■ Problem:
Go through the records and show each line where the word "Rhodes" occurs.
-- START --
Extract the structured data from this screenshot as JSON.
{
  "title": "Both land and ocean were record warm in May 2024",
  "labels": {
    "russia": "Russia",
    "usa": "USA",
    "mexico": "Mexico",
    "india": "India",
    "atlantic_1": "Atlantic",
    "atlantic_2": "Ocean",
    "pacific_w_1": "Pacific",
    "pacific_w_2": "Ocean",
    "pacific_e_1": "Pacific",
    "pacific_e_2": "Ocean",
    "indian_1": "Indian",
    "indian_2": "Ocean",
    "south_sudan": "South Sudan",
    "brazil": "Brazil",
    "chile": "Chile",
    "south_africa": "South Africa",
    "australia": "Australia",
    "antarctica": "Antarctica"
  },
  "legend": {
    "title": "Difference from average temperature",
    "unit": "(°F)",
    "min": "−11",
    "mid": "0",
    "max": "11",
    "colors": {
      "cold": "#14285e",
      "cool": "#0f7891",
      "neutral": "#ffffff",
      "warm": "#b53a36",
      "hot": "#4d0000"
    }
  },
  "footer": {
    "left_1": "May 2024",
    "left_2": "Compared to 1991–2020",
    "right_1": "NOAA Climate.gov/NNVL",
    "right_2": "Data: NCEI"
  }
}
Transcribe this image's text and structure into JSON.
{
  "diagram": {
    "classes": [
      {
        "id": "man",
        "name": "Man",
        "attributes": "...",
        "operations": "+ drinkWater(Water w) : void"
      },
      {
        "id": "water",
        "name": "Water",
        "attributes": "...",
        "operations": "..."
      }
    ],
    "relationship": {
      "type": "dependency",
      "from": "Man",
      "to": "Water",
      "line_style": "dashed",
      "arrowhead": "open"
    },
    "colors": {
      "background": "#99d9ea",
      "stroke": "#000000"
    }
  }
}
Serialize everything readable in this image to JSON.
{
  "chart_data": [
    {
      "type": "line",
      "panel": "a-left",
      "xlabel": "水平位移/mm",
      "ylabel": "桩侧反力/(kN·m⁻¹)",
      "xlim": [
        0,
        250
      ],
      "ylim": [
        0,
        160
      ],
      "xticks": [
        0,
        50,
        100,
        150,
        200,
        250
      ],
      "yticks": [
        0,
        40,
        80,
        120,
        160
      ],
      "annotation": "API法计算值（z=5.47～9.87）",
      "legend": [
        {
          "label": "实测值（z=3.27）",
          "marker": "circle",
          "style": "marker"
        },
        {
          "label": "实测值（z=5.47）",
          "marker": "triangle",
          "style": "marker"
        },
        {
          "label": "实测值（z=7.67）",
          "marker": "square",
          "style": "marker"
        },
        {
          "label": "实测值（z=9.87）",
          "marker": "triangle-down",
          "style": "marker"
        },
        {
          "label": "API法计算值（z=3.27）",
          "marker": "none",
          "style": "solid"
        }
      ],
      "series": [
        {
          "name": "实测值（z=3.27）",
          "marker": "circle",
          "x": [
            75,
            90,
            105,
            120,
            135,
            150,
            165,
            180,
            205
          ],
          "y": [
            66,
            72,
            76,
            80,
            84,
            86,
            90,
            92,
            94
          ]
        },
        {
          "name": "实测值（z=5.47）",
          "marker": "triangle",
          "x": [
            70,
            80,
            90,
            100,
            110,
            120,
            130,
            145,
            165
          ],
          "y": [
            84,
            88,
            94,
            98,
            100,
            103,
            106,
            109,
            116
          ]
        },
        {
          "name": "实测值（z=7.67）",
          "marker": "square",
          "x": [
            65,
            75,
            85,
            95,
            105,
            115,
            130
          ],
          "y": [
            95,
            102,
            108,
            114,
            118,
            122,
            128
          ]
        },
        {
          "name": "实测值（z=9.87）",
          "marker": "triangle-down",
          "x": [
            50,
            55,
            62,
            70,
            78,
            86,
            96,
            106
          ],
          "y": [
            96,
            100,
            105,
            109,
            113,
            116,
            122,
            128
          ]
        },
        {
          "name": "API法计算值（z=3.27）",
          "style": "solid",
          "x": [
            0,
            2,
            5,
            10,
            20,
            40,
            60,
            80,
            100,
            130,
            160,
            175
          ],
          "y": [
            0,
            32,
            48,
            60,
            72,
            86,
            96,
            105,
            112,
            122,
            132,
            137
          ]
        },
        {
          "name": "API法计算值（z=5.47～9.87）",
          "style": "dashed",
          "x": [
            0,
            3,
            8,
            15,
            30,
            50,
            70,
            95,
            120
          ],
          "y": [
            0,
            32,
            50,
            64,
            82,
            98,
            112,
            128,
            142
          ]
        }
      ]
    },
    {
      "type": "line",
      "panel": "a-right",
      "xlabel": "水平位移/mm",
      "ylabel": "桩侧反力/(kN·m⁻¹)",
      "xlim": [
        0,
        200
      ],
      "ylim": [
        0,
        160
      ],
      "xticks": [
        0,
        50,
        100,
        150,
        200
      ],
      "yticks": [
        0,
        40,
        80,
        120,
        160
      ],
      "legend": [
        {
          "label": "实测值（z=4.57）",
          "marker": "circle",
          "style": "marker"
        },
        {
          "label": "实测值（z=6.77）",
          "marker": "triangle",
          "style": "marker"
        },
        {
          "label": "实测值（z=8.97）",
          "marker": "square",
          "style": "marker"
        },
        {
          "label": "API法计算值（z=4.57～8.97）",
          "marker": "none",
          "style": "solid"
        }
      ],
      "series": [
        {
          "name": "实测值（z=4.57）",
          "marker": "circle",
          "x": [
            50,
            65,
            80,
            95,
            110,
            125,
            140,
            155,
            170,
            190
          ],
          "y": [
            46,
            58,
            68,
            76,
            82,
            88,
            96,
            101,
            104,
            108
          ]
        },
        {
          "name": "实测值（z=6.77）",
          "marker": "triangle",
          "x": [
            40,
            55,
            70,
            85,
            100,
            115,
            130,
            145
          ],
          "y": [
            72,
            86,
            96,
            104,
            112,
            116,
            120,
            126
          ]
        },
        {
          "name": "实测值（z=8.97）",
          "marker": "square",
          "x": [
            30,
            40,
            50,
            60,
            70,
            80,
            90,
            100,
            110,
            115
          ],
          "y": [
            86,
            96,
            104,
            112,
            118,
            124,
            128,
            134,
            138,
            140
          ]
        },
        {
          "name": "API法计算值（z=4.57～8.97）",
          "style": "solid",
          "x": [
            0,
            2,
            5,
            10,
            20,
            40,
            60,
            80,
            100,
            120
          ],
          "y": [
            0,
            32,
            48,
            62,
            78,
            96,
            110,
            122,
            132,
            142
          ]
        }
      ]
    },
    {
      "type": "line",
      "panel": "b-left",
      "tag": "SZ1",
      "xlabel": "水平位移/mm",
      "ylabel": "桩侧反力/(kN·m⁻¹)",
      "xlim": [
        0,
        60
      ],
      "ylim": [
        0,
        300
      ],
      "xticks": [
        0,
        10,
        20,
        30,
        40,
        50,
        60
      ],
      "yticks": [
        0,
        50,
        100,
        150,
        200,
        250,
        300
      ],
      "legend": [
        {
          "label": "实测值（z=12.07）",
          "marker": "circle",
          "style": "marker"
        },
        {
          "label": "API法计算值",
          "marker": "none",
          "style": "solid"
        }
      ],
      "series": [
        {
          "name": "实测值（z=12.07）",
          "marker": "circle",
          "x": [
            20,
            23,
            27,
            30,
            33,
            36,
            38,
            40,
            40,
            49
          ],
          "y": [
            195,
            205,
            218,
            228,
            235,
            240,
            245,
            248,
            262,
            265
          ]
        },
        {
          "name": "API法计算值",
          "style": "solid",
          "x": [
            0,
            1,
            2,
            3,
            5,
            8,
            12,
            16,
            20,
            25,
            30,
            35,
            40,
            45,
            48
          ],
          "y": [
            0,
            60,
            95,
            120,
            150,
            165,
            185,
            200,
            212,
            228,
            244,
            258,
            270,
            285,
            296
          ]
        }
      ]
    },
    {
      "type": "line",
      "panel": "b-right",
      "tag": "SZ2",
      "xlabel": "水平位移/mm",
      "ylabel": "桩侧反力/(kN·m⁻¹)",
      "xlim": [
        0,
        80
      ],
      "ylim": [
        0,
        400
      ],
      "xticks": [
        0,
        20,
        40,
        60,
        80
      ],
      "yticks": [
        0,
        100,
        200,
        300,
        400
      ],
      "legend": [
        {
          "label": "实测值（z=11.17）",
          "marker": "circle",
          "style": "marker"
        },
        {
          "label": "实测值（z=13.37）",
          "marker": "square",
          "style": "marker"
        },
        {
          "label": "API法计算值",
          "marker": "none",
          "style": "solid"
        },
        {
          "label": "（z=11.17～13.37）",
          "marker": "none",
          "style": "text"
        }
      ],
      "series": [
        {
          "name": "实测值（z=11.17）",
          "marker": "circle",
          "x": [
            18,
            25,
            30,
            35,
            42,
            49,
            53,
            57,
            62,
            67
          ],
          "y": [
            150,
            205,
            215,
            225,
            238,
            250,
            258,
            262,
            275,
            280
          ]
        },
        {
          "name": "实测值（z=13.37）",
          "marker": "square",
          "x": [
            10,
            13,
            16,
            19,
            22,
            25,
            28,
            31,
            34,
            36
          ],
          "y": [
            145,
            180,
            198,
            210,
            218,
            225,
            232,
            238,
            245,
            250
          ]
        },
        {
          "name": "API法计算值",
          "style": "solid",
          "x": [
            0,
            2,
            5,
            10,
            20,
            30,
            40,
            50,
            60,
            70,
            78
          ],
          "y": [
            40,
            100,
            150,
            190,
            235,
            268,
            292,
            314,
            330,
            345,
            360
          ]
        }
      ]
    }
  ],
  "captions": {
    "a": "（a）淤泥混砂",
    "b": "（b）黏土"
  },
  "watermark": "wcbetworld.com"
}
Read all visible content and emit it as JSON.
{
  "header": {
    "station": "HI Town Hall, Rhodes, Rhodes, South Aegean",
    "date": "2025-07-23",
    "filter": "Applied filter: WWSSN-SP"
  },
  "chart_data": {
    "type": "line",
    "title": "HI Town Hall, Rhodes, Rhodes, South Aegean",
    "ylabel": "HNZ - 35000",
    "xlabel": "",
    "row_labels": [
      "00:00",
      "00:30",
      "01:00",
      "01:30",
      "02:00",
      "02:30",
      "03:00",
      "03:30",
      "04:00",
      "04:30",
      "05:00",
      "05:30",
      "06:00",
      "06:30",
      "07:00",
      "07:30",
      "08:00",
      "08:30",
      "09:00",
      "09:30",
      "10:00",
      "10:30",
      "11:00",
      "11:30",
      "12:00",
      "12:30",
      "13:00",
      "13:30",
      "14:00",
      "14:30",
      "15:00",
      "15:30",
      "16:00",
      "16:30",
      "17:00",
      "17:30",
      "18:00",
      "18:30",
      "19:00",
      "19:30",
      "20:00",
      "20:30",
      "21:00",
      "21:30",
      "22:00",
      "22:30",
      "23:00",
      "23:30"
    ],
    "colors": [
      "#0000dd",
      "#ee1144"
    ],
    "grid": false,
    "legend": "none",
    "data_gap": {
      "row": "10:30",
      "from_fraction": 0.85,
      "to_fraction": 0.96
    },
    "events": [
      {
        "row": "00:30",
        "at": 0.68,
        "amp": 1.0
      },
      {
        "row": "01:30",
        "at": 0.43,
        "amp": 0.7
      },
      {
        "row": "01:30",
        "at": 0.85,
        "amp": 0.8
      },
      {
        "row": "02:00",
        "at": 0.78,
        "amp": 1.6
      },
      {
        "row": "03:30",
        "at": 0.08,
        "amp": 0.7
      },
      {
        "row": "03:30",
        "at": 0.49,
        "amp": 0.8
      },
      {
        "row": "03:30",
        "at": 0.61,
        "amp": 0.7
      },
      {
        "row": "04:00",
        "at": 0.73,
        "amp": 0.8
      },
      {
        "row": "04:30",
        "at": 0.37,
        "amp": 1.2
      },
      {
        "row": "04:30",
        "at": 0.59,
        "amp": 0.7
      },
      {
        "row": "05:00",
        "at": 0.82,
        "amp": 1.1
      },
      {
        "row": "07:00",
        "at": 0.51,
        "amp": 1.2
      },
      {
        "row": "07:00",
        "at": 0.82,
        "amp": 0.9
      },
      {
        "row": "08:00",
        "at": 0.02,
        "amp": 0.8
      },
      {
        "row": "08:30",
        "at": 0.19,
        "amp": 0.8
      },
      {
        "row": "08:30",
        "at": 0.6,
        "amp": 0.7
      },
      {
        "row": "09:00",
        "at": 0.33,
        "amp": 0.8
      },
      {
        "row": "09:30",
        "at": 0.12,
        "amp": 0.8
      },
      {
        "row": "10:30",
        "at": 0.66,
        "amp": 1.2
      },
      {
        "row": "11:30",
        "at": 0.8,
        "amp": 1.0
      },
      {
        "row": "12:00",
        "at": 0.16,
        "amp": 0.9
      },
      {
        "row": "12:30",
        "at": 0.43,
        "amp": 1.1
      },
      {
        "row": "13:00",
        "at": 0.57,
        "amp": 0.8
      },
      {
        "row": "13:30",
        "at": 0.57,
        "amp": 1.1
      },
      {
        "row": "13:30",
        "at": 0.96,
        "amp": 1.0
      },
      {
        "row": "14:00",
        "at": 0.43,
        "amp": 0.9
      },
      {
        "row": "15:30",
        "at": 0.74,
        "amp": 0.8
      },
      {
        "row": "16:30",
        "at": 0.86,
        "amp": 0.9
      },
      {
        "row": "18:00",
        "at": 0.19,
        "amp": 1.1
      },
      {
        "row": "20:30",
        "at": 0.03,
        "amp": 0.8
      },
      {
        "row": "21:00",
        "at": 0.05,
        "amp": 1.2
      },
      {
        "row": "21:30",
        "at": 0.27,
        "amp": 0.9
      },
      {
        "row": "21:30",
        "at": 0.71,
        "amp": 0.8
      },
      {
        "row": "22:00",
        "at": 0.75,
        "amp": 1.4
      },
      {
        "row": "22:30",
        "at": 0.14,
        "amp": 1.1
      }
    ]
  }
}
-- END --
■ Reply to the exercise:
    "station": "HI Town Hall, Rhodes, Rhodes, South Aegean",
    "title": "HI Town Hall, Rhodes, Rhodes, South Aegean",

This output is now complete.